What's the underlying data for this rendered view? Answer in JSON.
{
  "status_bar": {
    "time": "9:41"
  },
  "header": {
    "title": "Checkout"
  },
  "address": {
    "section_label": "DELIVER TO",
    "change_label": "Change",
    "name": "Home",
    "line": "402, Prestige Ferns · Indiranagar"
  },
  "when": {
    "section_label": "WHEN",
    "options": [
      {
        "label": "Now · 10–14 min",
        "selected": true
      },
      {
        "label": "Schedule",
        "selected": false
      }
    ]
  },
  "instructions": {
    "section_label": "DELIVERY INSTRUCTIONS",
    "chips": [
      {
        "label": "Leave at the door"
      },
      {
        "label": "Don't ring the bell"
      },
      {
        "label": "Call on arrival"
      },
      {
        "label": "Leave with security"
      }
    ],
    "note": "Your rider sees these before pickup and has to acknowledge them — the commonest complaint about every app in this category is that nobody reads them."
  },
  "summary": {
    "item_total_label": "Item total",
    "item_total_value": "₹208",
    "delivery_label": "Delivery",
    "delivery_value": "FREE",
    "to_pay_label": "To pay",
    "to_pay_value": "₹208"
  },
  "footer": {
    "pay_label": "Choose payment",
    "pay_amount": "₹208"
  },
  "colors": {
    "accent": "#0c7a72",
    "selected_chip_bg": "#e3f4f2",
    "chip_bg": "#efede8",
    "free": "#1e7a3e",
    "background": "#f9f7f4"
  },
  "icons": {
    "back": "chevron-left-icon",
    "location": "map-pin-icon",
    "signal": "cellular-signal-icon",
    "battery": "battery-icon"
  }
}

********

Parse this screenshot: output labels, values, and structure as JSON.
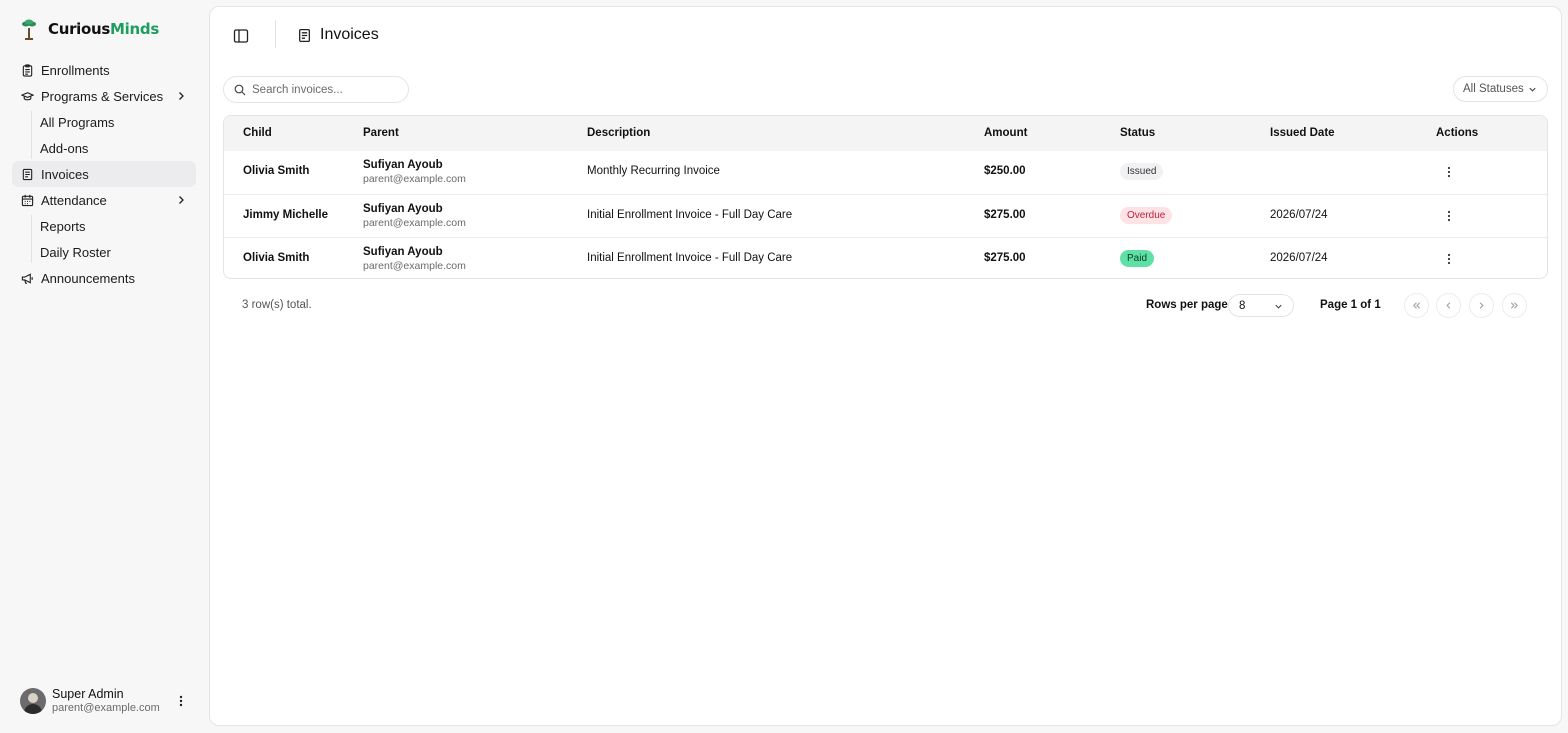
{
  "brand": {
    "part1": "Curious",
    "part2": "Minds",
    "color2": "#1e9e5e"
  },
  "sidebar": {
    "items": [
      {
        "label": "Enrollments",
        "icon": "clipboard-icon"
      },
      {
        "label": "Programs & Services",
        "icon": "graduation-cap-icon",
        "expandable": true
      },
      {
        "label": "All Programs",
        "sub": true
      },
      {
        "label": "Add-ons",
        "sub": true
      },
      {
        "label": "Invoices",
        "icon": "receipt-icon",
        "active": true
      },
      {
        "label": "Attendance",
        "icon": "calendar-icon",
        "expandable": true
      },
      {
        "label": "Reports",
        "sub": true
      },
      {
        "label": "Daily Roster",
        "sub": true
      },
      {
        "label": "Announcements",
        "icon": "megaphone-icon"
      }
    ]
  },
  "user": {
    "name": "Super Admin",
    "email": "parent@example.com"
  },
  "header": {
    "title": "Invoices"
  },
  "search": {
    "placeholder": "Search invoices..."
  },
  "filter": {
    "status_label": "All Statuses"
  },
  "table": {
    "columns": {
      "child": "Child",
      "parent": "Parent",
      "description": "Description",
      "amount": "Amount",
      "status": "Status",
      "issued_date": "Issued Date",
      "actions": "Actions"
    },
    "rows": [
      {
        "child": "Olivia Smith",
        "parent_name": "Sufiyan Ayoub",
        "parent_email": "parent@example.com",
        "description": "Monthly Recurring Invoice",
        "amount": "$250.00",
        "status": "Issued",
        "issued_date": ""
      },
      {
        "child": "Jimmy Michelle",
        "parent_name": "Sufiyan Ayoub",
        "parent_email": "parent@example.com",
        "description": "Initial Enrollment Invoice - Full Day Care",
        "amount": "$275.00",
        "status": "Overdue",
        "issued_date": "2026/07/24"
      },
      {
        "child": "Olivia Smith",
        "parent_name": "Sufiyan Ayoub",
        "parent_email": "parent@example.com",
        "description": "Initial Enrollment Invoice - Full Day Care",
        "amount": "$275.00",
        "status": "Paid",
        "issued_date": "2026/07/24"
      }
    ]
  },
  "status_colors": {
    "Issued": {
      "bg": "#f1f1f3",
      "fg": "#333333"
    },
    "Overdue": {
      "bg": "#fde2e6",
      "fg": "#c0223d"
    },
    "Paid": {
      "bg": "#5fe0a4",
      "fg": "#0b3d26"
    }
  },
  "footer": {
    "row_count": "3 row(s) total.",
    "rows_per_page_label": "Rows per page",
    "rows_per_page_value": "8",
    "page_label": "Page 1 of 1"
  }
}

********

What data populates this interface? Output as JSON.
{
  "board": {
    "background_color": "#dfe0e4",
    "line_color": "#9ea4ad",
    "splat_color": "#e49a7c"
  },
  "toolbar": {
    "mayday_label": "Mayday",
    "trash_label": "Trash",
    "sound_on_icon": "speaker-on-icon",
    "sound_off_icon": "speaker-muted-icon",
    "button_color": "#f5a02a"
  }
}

********

| Work instructions |
Scan the data above and copy every line with "child" in it.

| Response to the task |
      "child": "Child",
        "child": "Olivia Smith",
        "child": "Jimmy Michelle",
        "child": "Olivia Smith",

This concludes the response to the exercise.